Work to be completed:
Extract every line of the material below and reproduce it faithfully.

Collection entries:
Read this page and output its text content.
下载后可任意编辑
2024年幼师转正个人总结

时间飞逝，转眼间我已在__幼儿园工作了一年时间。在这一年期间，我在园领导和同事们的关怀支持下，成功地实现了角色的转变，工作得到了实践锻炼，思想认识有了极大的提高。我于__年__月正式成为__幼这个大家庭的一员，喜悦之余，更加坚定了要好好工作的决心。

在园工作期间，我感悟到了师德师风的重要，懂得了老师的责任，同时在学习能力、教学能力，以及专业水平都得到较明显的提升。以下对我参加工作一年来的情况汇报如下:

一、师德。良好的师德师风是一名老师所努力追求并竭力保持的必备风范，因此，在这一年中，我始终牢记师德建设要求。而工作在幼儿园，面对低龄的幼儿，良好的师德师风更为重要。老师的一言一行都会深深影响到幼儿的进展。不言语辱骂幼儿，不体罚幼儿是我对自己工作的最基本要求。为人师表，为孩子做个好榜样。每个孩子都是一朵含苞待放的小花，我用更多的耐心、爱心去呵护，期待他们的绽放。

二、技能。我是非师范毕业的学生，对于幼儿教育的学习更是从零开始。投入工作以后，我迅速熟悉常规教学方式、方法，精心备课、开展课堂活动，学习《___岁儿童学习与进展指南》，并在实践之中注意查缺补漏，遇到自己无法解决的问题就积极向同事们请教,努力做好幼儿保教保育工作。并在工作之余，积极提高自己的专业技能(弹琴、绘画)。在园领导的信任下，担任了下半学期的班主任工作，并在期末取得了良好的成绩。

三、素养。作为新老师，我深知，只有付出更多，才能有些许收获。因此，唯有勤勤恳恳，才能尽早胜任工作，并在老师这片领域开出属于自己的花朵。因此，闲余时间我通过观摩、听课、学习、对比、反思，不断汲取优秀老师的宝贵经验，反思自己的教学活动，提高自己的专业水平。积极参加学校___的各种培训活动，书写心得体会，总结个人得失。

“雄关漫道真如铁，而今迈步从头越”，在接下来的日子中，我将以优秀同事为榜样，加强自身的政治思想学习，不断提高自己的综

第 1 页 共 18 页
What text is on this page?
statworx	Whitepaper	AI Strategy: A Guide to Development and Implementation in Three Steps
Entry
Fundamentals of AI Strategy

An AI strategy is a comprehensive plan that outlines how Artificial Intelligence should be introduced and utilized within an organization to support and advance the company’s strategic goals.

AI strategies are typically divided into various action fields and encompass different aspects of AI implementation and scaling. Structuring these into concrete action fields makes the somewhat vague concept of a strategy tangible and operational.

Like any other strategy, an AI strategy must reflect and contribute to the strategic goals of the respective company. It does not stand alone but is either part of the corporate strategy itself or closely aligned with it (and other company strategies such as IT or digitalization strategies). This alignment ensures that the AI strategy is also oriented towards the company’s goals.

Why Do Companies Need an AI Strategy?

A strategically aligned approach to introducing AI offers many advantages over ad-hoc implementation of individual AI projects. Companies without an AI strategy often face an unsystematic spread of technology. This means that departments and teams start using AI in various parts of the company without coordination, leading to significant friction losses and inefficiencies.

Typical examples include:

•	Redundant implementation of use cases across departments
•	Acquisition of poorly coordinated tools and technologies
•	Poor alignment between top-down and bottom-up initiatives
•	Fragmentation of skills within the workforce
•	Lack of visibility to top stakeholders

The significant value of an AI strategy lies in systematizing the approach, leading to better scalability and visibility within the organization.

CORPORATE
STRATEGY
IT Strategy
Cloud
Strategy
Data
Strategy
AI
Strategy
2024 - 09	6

Reply:
Read this page and output its text content.
下载后可任意编辑
2024年幼师转正个人总结

时间飞逝，转眼间我已在__幼儿园工作了一年时间。在这一年期间，我在园领导和同事们的关怀支持下，成功地实现了角色的转变，工作得到了实践锻炼，思想认识有了极大的提高。我于__年__月正式成为__幼这个大家庭的一员，喜悦之余，更加坚定了要好好工作的决心。

在园工作期间，我感悟到了师德师风的重要，懂得了老师的责任，同时在学习能力、教学能力，以及专业水平都得到较明显的提升。以下对我参加工作一年来的情况汇报如下:

一、师德。良好的师德师风是一名老师所努力追求并竭力保持的必备风范，因此，在这一年中，我始终牢记师德建设要求。而工作在幼儿园，面对低龄的幼儿，良好的师德师风更为重要。老师的一言一行都会深深影响到幼儿的进展。不言语辱骂幼儿，不体罚幼儿是我对自己工作的最基本要求。为人师表，为孩子做个好榜样。每个孩子都是一朵含苞待放的小花，我用更多的耐心、爱心去呵护，期待他们的绽放。

二、技能。我是非师范毕业的学生，对于幼儿教育的学习更是从零开始。投入工作以后，我迅速熟悉常规教学方式、方法，精心备课、开展课堂活动，学习《___岁儿童学习与进展指南》，并在实践之中注意查缺补漏，遇到自己无法解决的问题就积极向同事们请教,努力做好幼儿保教保育工作。并在工作之余，积极提高自己的专业技能(弹琴、绘画)。在园领导的信任下，担任了下半学期的班主任工作，并在期末取得了良好的成绩。

三、素养。作为新老师，我深知，只有付出更多，才能有些许收获。因此，唯有勤勤恳恳，才能尽早胜任工作，并在老师这片领域开出属于自己的花朵。因此，闲余时间我通过观摩、听课、学习、对比、反思，不断汲取优秀老师的宝贵经验，反思自己的教学活动，提高自己的专业水平。积极参加学校___的各种培训活动，书写心得体会，总结个人得失。

“雄关漫道真如铁，而今迈步从头越”，在接下来的日子中，我将以优秀同事为榜样，加强自身的政治思想学习，不断提高自己的综

第 1 页 共 18 页
What text is on this page?
statworx	Whitepaper	AI Strategy: A Guide to Development and Implementation in Three Steps
Entry
Fundamentals of AI Strategy

An AI strategy is a comprehensive plan that outlines how Artificial Intelligence should be introduced and utilized within an organization to support and advance the company’s strategic goals.

AI strategies are typically divided into various action fields and encompass different aspects of AI implementation and scaling. Structuring these into concrete action fields makes the somewhat vague concept of a strategy tangible and operational.

Like any other strategy, an AI strategy must reflect and contribute to the strategic goals of the respective company. It does not stand alone but is either part of the corporate strategy itself or closely aligned with it (and other company strategies such as IT or digitalization strategies). This alignment ensures that the AI strategy is also oriented towards the company’s goals.

Why Do Companies Need an AI Strategy?

A strategically aligned approach to introducing AI offers many advantages over ad-hoc implementation of individual AI projects. Companies without an AI strategy often face an unsystematic spread of technology. This means that departments and teams start using AI in various parts of the company without coordination, leading to significant friction losses and inefficiencies.

Typical examples include:

•	Redundant implementation of use cases across departments
•	Acquisition of poorly coordinated tools and technologies
•	Poor alignment between top-down and bottom-up initiatives
•	Fragmentation of skills within the workforce
•	Lack of visibility to top stakeholders

The significant value of an AI strategy lies in systematizing the approach, leading to better scalability and visibility within the organization.

CORPORATE
STRATEGY
IT Strategy
Cloud
Strategy
Data
Strategy
AI
Strategy
2024 - 09	6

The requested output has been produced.